**WORK TO COMPLETE**
Select all lines holding the word "program" from the entries that follow.

**SOURCE DATA**
● ● ● ●
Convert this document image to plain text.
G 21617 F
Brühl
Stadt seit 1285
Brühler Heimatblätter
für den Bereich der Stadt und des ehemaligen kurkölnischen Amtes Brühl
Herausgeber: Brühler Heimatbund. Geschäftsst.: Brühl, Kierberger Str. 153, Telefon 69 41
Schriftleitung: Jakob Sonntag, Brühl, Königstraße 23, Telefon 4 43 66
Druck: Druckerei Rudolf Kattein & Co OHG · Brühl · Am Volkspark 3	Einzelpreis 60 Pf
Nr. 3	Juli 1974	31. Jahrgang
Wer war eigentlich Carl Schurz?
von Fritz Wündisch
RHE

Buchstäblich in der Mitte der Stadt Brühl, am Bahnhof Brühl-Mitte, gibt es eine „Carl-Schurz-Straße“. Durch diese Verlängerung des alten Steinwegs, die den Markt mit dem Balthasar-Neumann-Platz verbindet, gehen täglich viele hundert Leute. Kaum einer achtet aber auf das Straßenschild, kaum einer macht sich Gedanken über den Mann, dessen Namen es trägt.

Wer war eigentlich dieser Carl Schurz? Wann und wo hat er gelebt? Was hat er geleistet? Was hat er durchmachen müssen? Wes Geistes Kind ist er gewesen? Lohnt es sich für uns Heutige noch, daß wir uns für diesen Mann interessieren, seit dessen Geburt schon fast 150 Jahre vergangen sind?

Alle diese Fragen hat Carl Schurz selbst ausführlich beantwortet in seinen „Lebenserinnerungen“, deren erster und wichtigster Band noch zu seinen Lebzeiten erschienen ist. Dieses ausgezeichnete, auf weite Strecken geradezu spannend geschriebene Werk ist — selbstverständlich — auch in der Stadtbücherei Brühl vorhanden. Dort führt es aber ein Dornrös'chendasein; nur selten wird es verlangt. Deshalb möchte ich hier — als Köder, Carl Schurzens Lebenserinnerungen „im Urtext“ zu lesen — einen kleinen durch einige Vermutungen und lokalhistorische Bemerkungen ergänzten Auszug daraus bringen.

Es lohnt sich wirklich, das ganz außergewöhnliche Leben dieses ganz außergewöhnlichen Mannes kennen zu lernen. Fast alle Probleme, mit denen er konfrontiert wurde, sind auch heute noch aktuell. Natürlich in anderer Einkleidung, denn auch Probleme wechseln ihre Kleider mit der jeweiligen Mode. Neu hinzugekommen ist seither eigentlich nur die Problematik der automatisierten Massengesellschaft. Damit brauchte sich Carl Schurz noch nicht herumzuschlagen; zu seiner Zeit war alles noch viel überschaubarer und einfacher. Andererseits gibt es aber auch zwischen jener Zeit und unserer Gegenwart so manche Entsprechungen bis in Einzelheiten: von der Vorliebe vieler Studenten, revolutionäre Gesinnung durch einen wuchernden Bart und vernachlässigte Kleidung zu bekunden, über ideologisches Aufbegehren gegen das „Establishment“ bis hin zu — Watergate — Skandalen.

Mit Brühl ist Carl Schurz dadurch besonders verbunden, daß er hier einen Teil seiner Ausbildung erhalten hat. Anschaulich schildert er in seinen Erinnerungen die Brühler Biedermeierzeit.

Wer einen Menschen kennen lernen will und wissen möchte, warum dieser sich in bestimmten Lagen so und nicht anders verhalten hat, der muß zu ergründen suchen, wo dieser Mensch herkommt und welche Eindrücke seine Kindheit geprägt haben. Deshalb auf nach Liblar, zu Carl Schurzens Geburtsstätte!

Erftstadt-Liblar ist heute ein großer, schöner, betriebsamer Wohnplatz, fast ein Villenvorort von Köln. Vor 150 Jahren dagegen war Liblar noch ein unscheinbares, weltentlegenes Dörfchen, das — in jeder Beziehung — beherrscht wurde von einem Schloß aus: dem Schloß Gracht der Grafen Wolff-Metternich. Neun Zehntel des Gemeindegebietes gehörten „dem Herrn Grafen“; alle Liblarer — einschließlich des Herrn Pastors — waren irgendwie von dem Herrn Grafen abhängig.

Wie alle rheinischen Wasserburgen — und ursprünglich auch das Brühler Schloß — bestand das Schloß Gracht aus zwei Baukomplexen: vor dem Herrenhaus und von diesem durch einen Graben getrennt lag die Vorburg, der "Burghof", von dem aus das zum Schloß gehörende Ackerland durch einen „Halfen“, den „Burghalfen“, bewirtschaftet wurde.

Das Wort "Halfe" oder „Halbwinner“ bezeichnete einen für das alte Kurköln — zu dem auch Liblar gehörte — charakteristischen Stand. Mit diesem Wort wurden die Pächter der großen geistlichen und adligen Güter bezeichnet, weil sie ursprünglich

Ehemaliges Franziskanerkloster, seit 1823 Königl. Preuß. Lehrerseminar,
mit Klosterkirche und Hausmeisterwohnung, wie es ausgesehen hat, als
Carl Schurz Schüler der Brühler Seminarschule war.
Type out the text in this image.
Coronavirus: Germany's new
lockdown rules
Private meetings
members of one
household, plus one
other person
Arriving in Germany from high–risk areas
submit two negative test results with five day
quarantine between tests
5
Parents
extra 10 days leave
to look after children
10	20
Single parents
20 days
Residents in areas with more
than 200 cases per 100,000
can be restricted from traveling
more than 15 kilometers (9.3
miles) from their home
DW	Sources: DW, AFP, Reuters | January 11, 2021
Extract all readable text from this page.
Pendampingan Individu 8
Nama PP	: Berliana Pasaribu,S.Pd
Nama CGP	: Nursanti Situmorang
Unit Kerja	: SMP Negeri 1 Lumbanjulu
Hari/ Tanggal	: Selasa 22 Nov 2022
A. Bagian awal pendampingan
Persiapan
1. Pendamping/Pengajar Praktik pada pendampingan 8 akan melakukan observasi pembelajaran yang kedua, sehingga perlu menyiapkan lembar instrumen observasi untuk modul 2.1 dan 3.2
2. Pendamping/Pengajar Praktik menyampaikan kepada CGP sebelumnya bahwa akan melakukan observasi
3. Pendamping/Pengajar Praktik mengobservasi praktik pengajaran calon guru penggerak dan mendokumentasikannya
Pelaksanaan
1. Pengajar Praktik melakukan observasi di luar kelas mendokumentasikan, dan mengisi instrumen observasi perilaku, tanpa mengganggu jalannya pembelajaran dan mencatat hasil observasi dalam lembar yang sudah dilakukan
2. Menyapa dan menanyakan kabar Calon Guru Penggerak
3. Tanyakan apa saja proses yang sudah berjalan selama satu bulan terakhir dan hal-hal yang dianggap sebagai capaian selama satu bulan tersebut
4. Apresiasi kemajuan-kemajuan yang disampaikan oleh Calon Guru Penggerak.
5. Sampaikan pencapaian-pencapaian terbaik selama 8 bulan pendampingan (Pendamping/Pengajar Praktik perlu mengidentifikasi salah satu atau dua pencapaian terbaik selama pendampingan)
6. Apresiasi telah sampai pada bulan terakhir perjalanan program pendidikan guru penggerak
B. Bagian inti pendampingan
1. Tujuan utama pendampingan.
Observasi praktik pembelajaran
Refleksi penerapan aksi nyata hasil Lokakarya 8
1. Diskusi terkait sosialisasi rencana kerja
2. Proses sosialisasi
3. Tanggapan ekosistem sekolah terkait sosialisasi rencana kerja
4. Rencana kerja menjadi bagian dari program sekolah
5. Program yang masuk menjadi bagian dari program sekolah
● ● ● ●
**RESULT OF THIS TASK**
6. Apresiasi telah sampai pada bulan terakhir perjalanan program pendidikan guru penggerak
4. Rencana kerja menjadi bagian dari program sekolah
5. Program yang masuk menjadi bagian dari program sekolah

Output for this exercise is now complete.